> Goal: Read the records below. Copy each line where the string "screenshot" occurs.

> Data rows:
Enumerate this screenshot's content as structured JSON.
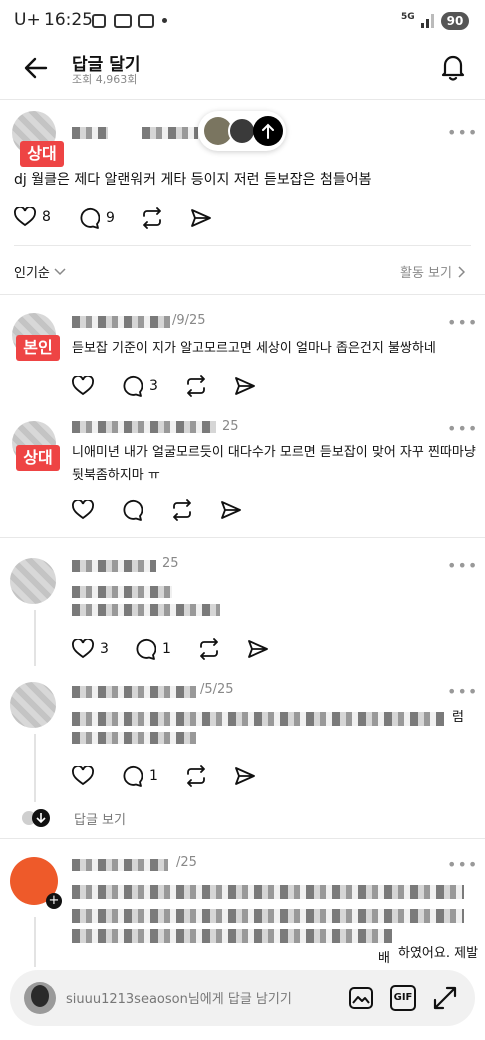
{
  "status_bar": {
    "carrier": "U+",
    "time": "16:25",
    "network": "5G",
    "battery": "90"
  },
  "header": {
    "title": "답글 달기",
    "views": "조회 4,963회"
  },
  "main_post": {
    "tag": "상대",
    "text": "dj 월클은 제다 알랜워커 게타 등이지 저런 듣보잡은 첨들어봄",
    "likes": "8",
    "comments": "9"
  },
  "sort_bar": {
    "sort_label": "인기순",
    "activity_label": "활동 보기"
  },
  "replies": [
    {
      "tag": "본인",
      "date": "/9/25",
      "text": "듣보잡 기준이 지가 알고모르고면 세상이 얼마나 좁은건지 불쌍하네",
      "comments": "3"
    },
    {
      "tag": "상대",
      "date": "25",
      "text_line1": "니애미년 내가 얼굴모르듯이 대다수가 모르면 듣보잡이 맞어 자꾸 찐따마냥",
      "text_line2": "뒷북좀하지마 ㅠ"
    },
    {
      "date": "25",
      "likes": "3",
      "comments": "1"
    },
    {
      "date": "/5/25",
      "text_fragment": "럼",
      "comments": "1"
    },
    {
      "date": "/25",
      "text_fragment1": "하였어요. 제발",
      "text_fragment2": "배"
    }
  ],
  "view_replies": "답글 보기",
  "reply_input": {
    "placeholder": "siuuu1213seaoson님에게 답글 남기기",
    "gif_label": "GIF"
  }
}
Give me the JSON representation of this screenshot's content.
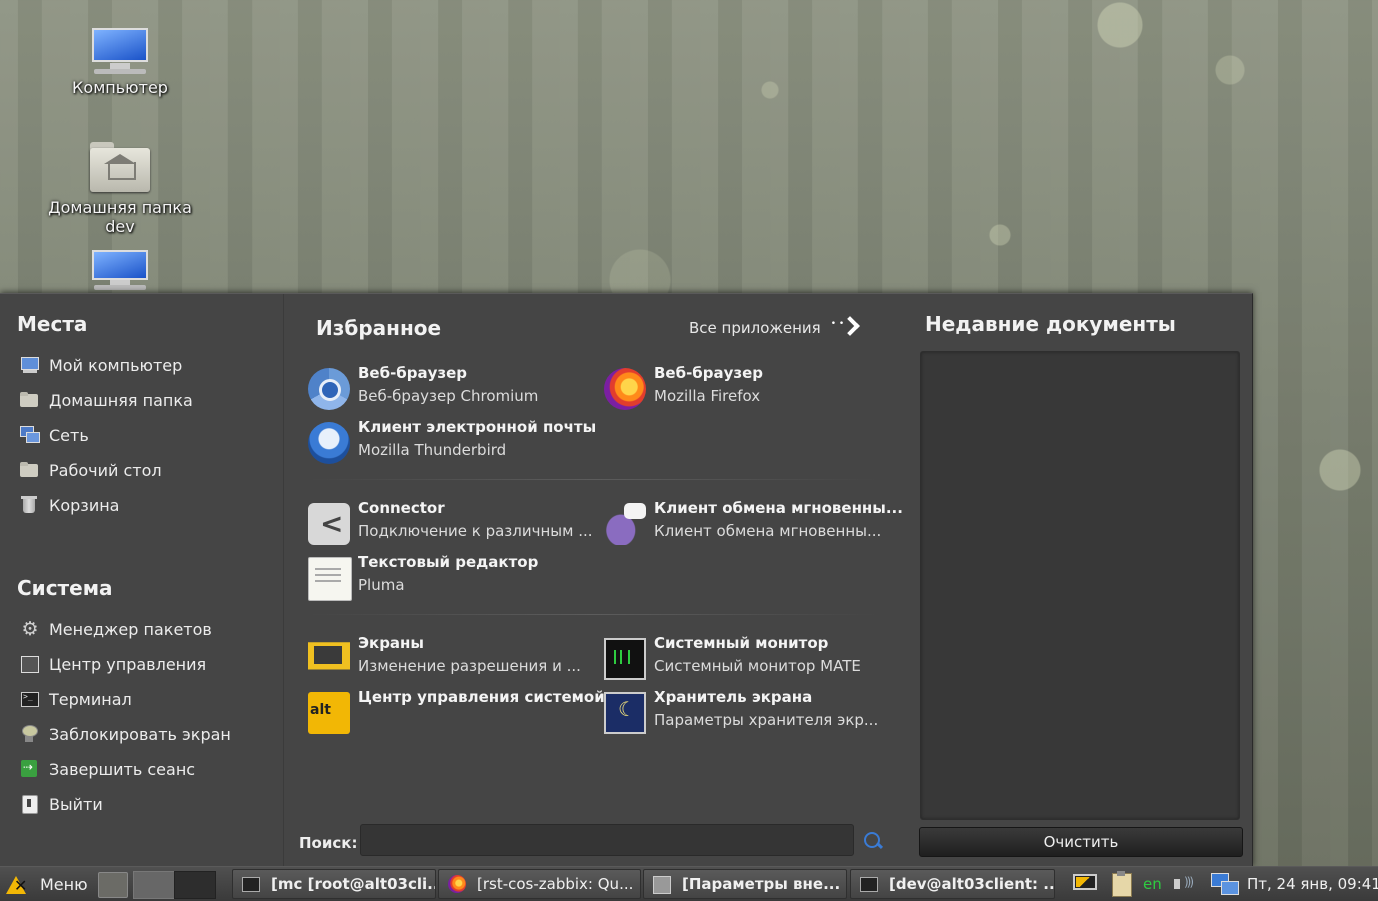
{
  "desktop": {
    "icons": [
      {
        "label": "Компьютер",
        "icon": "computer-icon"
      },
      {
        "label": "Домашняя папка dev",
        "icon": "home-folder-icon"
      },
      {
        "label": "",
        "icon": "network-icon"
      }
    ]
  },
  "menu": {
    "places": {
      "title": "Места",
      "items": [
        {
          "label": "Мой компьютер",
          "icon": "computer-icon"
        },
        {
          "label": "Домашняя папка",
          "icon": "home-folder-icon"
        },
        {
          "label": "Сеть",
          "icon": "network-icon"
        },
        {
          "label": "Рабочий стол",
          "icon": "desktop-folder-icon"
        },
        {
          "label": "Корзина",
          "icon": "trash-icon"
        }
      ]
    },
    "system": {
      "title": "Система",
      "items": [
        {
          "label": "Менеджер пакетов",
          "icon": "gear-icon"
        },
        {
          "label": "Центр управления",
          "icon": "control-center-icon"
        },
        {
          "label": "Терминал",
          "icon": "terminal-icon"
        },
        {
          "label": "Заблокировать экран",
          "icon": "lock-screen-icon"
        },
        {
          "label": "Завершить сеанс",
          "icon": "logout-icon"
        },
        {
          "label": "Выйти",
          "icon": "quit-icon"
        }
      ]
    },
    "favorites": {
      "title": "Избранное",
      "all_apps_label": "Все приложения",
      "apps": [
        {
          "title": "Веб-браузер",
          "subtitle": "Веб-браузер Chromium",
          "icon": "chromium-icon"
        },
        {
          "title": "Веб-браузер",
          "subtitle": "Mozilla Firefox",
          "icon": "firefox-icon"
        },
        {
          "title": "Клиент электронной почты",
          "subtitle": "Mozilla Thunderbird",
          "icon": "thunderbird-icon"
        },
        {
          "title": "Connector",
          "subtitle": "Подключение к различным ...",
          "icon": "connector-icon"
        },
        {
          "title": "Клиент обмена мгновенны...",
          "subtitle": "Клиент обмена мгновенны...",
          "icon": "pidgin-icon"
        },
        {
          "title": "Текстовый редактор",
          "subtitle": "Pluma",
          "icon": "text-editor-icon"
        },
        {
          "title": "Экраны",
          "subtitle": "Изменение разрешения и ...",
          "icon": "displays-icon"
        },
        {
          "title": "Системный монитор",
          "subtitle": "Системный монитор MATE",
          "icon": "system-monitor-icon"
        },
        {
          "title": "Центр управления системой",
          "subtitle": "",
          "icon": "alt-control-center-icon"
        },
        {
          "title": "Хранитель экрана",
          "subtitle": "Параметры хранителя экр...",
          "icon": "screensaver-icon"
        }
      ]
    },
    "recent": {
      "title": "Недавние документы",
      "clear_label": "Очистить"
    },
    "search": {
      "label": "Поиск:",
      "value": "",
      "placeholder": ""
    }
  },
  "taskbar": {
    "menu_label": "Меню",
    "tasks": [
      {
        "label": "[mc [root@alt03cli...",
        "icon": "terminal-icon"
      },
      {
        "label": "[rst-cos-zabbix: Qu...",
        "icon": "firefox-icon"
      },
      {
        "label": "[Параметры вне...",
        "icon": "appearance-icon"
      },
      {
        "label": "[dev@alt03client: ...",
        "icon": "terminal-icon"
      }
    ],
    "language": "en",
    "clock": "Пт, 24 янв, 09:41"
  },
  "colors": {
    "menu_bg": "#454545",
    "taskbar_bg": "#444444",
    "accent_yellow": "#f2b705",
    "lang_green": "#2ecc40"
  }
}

...

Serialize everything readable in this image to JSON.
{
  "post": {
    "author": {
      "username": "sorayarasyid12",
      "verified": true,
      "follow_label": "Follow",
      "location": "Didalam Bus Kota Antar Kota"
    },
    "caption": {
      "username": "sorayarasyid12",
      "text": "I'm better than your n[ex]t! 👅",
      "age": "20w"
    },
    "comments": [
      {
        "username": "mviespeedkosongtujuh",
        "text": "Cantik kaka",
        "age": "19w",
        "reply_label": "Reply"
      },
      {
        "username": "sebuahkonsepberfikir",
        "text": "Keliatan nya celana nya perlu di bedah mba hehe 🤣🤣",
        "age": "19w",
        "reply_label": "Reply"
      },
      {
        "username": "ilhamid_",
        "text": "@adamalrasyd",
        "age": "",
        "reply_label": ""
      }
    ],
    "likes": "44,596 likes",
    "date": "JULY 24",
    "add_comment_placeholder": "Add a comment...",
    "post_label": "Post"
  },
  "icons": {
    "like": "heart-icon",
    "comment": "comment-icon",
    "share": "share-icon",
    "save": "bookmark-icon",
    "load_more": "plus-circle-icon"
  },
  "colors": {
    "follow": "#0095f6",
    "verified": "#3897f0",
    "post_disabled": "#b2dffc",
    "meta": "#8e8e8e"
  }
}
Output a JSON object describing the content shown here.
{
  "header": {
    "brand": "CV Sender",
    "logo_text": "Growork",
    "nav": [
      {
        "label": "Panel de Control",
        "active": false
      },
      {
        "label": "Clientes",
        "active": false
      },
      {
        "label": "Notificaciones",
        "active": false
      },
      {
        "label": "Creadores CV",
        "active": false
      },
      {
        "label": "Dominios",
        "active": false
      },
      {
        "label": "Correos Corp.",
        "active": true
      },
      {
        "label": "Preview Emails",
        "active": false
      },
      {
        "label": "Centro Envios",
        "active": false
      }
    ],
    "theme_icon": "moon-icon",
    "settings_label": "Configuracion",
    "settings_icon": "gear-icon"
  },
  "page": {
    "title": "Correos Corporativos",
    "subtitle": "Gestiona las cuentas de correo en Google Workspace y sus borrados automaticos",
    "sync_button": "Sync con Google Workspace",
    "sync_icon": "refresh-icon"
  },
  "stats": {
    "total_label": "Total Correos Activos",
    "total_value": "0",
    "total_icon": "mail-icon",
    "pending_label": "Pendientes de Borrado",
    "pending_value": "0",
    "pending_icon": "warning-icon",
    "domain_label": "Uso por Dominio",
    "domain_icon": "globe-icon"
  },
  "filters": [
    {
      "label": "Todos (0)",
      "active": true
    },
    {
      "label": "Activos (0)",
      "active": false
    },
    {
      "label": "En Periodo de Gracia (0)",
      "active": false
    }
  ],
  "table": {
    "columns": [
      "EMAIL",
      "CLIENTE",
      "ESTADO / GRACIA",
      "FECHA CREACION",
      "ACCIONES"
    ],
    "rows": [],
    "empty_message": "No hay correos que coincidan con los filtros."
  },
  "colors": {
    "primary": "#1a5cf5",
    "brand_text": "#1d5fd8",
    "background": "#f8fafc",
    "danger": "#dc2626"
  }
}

> The answer:
Enumerate this screenshot's content as structured JSON.
Give me the JSON representation of this screenshot's content.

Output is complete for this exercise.